(Saved data entries)
════════

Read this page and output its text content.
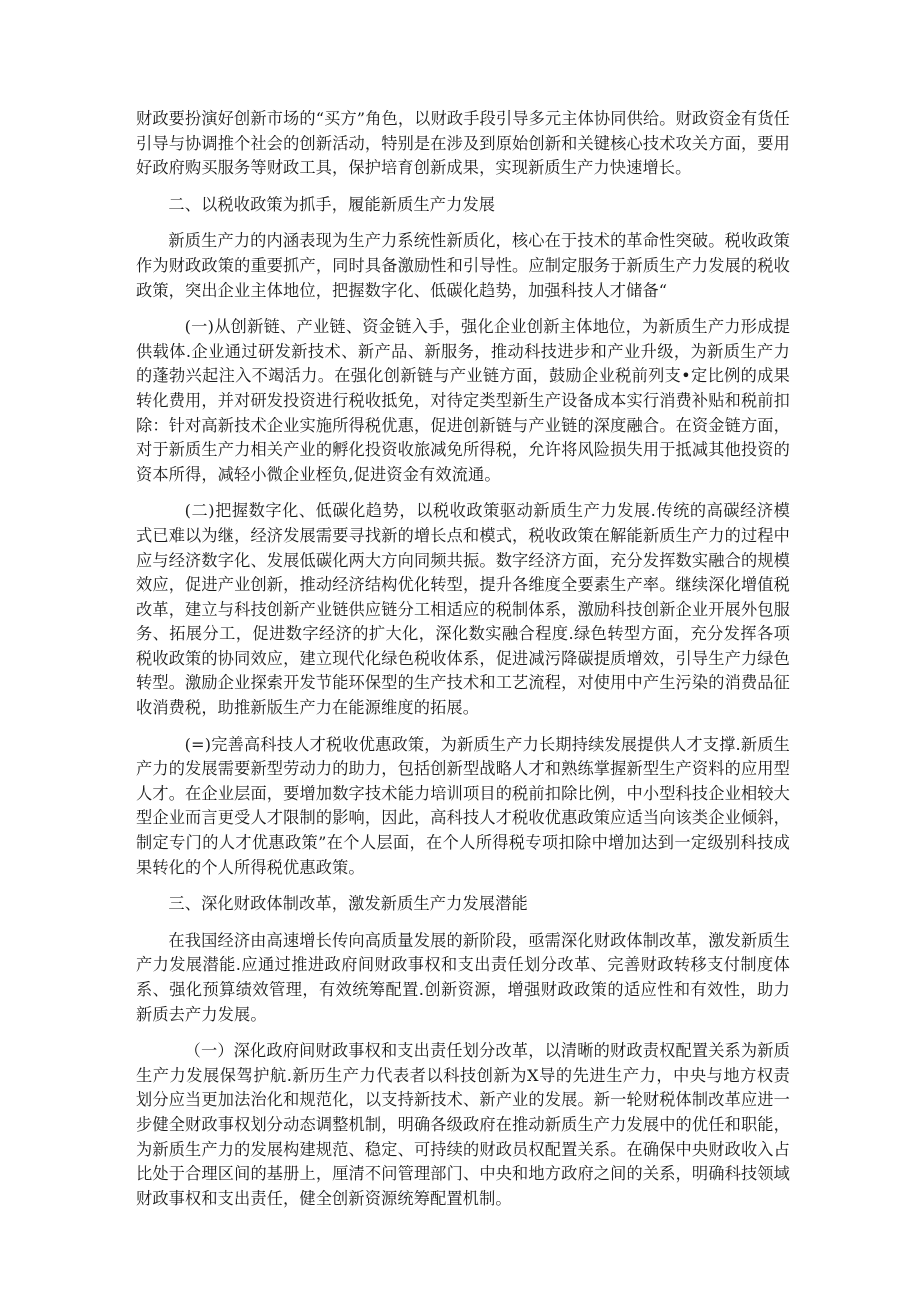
财政要扮演好创新市场的“买方”角色，以财政手段引导多元主体协同供给。财政资金有货任引导与协调推个社会的创新活动，特别是在涉及到原始创新和关键核心技术攻关方面，要用好政府购买服务等财政工具，保护培育创新成果，实现新质生产力快速增长。

二、以税收政策为抓手，履能新质生产力发展

新质生产力的内涵表现为生产力系统性新质化，核心在于技术的革命性突破。税收政策作为财政政策的重要抓产，同时具备激励性和引导性。应制定服务于新质生产力发展的税收政策，突出企业主体地位，把握数字化、低碳化趋势，加强科技人才储备“

(一)从创新链、产业链、资金链入手，强化企业创新主体地位，为新质生产力形成提供载体.企业通过研发新技术、新产品、新服务，推动科技进步和产业升级，为新质生产力的蓬勃兴起注入不竭活力。在强化创新链与产业链方面，鼓励企业税前列支•定比例的成果转化费用，并对研发投资进行税收抵免，对待定类型新生产设备成本实行消费补贴和税前扣除：针对高新技术企业实施所得税优惠，促进创新链与产业链的深度融合。在资金链方面，对于新质生产力相关产业的孵化投资收旅减免所得税，允许将风险损失用于抵减其他投资的资本所得，减轻小微企业桎负,促进资金有效流通。

(二)把握数字化、低碳化趋势，以税收政策驱动新质生产力发展.传统的高碳经济模式已难以为继，经济发展需要寻找新的增长点和模式，税收政策在解能新质生产力的过程中应与经济数字化、发展低碳化两大方向同频共振。数字经济方面，充分发挥数实融合的规模效应，促进产业创新，推动经济结构优化转型，提升各维度全要素生产率。继续深化增值税改革，建立与科技创新产业链供应链分工相适应的税制体系，激励科技创新企业开展外包服务、拓展分工，促进数字经济的扩大化，深化数实融合程度.绿色转型方面，充分发挥各项税收政策的协同效应，建立现代化绿色税收体系，促进减污降碳提质增效，引导生产力绿色转型。激励企业探索开发节能环保型的生产技术和工艺流程，对使用中产生污染的消费品征收消费税，助推新版生产力在能源维度的拓展。

(=)完善高科技人才税收优惠政策，为新质生产力长期持续发展提供人才支撑.新质生产力的发展需要新型劳动力的助力，包括创新型战略人才和熟练掌握新型生产资料的应用型人才。在企业层面，要增加数字技术能力培训项目的税前扣除比例，中小型科技企业相较大型企业而言更受人才限制的影响，因此，高科技人才税收优惠政策应适当向该类企业倾斜，制定专门的人才优惠政策”在个人层面，在个人所得税专项扣除中增加达到一定级别科技成果转化的个人所得税优惠政策。

三、深化财政体制改革，激发新质生产力发展潜能

在我国经济由高速增长传向高质量发展的新阶段，亟需深化财政体制改革，激发新质生产力发展潜能.应通过推进政府间财政事权和支出责任划分改革、完善财政转移支付制度体系、强化预算绩效管理，有效统筹配置.创新资源，增强财政政策的适应性和有效性，助力新质去产力发展。

（一）深化政府间财政事权和支出责任划分改革，以清晰的财政责权配置关系为新质生产力发展保驾护航.新历生产力代表者以科技创新为X导的先进生产力，中央与地方权责划分应当更加法治化和规范化，以支持新技术、新产业的发展。新一轮财税体制改革应进一步健全财政事权划分动态调整机制，明确各级政府在推动新质生产力发展中的优任和职能，为新质生产力的发展构建规范、稳定、可持续的财政员权配置关系。在确保中央财政收入占比处于合理区间的基册上，厘清不问管理部门、中央和地方政府之间的关系，明确科技领域财政事权和支出责任，健全创新资源统筹配置机制。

════════

Output the records above exactly as they are, leaving out the pictures.

== THE SOLUTION ==
Read this page and output its text content.
财政要扮演好创新市场的“买方”角色，以财政手段引导多元主体协同供给。财政资金有货任引导与协调推个社会的创新活动，特别是在涉及到原始创新和关键核心技术攻关方面，要用好政府购买服务等财政工具，保护培育创新成果，实现新质生产力快速增长。

二、以税收政策为抓手，履能新质生产力发展

新质生产力的内涵表现为生产力系统性新质化，核心在于技术的革命性突破。税收政策作为财政政策的重要抓产，同时具备激励性和引导性。应制定服务于新质生产力发展的税收政策，突出企业主体地位，把握数字化、低碳化趋势，加强科技人才储备“

(一)从创新链、产业链、资金链入手，强化企业创新主体地位，为新质生产力形成提供载体.企业通过研发新技术、新产品、新服务，推动科技进步和产业升级，为新质生产力的蓬勃兴起注入不竭活力。在强化创新链与产业链方面，鼓励企业税前列支•定比例的成果转化费用，并对研发投资进行税收抵免，对待定类型新生产设备成本实行消费补贴和税前扣除：针对高新技术企业实施所得税优惠，促进创新链与产业链的深度融合。在资金链方面，对于新质生产力相关产业的孵化投资收旅减免所得税，允许将风险损失用于抵减其他投资的资本所得，减轻小微企业桎负,促进资金有效流通。

(二)把握数字化、低碳化趋势，以税收政策驱动新质生产力发展.传统的高碳经济模式已难以为继，经济发展需要寻找新的增长点和模式，税收政策在解能新质生产力的过程中应与经济数字化、发展低碳化两大方向同频共振。数字经济方面，充分发挥数实融合的规模效应，促进产业创新，推动经济结构优化转型，提升各维度全要素生产率。继续深化增值税改革，建立与科技创新产业链供应链分工相适应的税制体系，激励科技创新企业开展外包服务、拓展分工，促进数字经济的扩大化，深化数实融合程度.绿色转型方面，充分发挥各项税收政策的协同效应，建立现代化绿色税收体系，促进减污降碳提质增效，引导生产力绿色转型。激励企业探索开发节能环保型的生产技术和工艺流程，对使用中产生污染的消费品征收消费税，助推新版生产力在能源维度的拓展。

(=)完善高科技人才税收优惠政策，为新质生产力长期持续发展提供人才支撑.新质生产力的发展需要新型劳动力的助力，包括创新型战略人才和熟练掌握新型生产资料的应用型人才。在企业层面，要增加数字技术能力培训项目的税前扣除比例，中小型科技企业相较大型企业而言更受人才限制的影响，因此，高科技人才税收优惠政策应适当向该类企业倾斜，制定专门的人才优惠政策”在个人层面，在个人所得税专项扣除中增加达到一定级别科技成果转化的个人所得税优惠政策。

三、深化财政体制改革，激发新质生产力发展潜能

在我国经济由高速增长传向高质量发展的新阶段，亟需深化财政体制改革，激发新质生产力发展潜能.应通过推进政府间财政事权和支出责任划分改革、完善财政转移支付制度体系、强化预算绩效管理，有效统筹配置.创新资源，增强财政政策的适应性和有效性，助力新质去产力发展。

（一）深化政府间财政事权和支出责任划分改革，以清晰的财政责权配置关系为新质生产力发展保驾护航.新历生产力代表者以科技创新为X导的先进生产力，中央与地方权责划分应当更加法治化和规范化，以支持新技术、新产业的发展。新一轮财税体制改革应进一步健全财政事权划分动态调整机制，明确各级政府在推动新质生产力发展中的优任和职能，为新质生产力的发展构建规范、稳定、可持续的财政员权配置关系。在确保中央财政收入占比处于合理区间的基册上，厘清不问管理部门、中央和地方政府之间的关系，明确科技领域财政事权和支出责任，健全创新资源统筹配置机制。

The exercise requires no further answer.